**REQUIRED WORK**
Omit every picture and output the rest of the records exactly as they are.
---- DATASET ROWS
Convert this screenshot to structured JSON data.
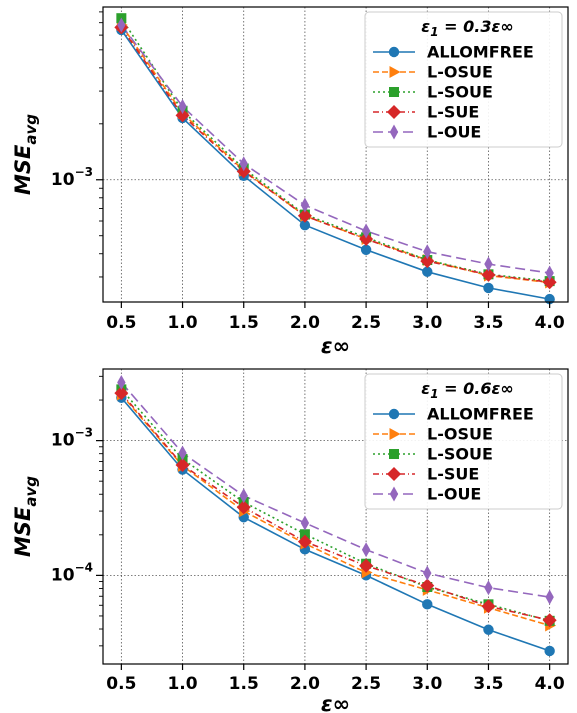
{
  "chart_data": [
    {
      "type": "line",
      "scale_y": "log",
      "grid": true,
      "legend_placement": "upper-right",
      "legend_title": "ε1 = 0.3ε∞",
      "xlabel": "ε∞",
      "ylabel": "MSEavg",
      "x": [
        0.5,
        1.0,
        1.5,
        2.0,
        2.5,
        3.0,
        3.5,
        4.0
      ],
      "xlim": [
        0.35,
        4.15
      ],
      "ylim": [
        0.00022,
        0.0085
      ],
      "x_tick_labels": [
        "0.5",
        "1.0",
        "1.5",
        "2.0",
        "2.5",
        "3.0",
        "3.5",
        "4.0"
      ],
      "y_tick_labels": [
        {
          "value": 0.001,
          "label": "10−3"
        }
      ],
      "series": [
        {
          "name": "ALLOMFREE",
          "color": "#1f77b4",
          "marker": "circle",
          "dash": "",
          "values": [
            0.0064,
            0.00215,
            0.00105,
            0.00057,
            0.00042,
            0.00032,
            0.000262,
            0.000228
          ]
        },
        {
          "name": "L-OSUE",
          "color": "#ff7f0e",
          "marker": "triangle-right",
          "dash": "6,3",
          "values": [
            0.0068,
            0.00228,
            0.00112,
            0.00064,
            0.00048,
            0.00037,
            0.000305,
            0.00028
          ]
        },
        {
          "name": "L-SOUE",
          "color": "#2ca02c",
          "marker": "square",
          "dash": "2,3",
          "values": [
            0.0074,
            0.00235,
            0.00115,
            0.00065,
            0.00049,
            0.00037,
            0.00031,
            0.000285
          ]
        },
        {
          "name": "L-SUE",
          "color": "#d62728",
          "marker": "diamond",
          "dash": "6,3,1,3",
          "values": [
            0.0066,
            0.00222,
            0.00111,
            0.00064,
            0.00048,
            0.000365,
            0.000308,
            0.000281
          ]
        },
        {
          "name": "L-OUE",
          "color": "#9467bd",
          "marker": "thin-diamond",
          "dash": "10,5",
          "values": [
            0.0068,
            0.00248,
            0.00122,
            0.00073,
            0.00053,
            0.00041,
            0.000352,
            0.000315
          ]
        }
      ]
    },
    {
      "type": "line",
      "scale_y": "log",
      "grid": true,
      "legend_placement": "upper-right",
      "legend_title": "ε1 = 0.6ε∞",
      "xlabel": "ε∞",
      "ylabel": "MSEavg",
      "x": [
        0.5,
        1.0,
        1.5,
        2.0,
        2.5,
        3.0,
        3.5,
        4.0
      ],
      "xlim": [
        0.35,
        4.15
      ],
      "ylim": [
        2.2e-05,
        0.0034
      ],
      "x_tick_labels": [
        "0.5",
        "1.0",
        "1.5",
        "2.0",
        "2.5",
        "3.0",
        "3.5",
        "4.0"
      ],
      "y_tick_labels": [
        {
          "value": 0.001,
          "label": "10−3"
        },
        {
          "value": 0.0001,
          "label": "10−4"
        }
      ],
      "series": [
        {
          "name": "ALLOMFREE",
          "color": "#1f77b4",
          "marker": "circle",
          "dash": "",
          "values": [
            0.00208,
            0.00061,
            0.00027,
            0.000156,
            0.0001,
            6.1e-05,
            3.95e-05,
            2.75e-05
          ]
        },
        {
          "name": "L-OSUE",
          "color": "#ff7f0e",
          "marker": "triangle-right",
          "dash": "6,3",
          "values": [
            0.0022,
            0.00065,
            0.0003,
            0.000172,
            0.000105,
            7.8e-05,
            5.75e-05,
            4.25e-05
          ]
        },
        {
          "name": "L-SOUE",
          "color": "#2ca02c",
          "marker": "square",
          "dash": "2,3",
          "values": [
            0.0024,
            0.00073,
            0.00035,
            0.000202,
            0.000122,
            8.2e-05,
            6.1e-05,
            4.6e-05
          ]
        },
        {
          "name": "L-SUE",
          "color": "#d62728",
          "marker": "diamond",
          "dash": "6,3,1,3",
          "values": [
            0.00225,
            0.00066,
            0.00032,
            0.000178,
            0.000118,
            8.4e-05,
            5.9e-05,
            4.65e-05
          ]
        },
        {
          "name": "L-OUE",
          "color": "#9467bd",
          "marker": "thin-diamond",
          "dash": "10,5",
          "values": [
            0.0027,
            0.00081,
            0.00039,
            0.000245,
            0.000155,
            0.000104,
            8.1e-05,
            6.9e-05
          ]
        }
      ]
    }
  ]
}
--------
**EXERCISE ANSWER**
Convert this screenshot to structured JSON data.
{
  "chart_data": [
    {
      "type": "line",
      "scale_y": "log",
      "grid": true,
      "legend_placement": "upper-right",
      "legend_title": "ε1 = 0.3ε∞",
      "xlabel": "ε∞",
      "ylabel": "MSEavg",
      "x": [
        0.5,
        1.0,
        1.5,
        2.0,
        2.5,
        3.0,
        3.5,
        4.0
      ],
      "xlim": [
        0.35,
        4.15
      ],
      "ylim": [
        0.00022,
        0.0085
      ],
      "x_tick_labels": [
        "0.5",
        "1.0",
        "1.5",
        "2.0",
        "2.5",
        "3.0",
        "3.5",
        "4.0"
      ],
      "y_tick_labels": [
        {
          "value": 0.001,
          "label": "10−3"
        }
      ],
      "series": [
        {
          "name": "ALLOMFREE",
          "color": "#1f77b4",
          "marker": "circle",
          "dash": "",
          "values": [
            0.0064,
            0.00215,
            0.00105,
            0.00057,
            0.00042,
            0.00032,
            0.000262,
            0.000228
          ]
        },
        {
          "name": "L-OSUE",
          "color": "#ff7f0e",
          "marker": "triangle-right",
          "dash": "6,3",
          "values": [
            0.0068,
            0.00228,
            0.00112,
            0.00064,
            0.00048,
            0.00037,
            0.000305,
            0.00028
          ]
        },
        {
          "name": "L-SOUE",
          "color": "#2ca02c",
          "marker": "square",
          "dash": "2,3",
          "values": [
            0.0074,
            0.00235,
            0.00115,
            0.00065,
            0.00049,
            0.00037,
            0.00031,
            0.000285
          ]
        },
        {
          "name": "L-SUE",
          "color": "#d62728",
          "marker": "diamond",
          "dash": "6,3,1,3",
          "values": [
            0.0066,
            0.00222,
            0.00111,
            0.00064,
            0.00048,
            0.000365,
            0.000308,
            0.000281
          ]
        },
        {
          "name": "L-OUE",
          "color": "#9467bd",
          "marker": "thin-diamond",
          "dash": "10,5",
          "values": [
            0.0068,
            0.00248,
            0.00122,
            0.00073,
            0.00053,
            0.00041,
            0.000352,
            0.000315
          ]
        }
      ]
    },
    {
      "type": "line",
      "scale_y": "log",
      "grid": true,
      "legend_placement": "upper-right",
      "legend_title": "ε1 = 0.6ε∞",
      "xlabel": "ε∞",
      "ylabel": "MSEavg",
      "x": [
        0.5,
        1.0,
        1.5,
        2.0,
        2.5,
        3.0,
        3.5,
        4.0
      ],
      "xlim": [
        0.35,
        4.15
      ],
      "ylim": [
        2.2e-05,
        0.0034
      ],
      "x_tick_labels": [
        "0.5",
        "1.0",
        "1.5",
        "2.0",
        "2.5",
        "3.0",
        "3.5",
        "4.0"
      ],
      "y_tick_labels": [
        {
          "value": 0.001,
          "label": "10−3"
        },
        {
          "value": 0.0001,
          "label": "10−4"
        }
      ],
      "series": [
        {
          "name": "ALLOMFREE",
          "color": "#1f77b4",
          "marker": "circle",
          "dash": "",
          "values": [
            0.00208,
            0.00061,
            0.00027,
            0.000156,
            0.0001,
            6.1e-05,
            3.95e-05,
            2.75e-05
          ]
        },
        {
          "name": "L-OSUE",
          "color": "#ff7f0e",
          "marker": "triangle-right",
          "dash": "6,3",
          "values": [
            0.0022,
            0.00065,
            0.0003,
            0.000172,
            0.000105,
            7.8e-05,
            5.75e-05,
            4.25e-05
          ]
        },
        {
          "name": "L-SOUE",
          "color": "#2ca02c",
          "marker": "square",
          "dash": "2,3",
          "values": [
            0.0024,
            0.00073,
            0.00035,
            0.000202,
            0.000122,
            8.2e-05,
            6.1e-05,
            4.6e-05
          ]
        },
        {
          "name": "L-SUE",
          "color": "#d62728",
          "marker": "diamond",
          "dash": "6,3,1,3",
          "values": [
            0.00225,
            0.00066,
            0.00032,
            0.000178,
            0.000118,
            8.4e-05,
            5.9e-05,
            4.65e-05
          ]
        },
        {
          "name": "L-OUE",
          "color": "#9467bd",
          "marker": "thin-diamond",
          "dash": "10,5",
          "values": [
            0.0027,
            0.00081,
            0.00039,
            0.000245,
            0.000155,
            0.000104,
            8.1e-05,
            6.9e-05
          ]
        }
      ]
    }
  ]
}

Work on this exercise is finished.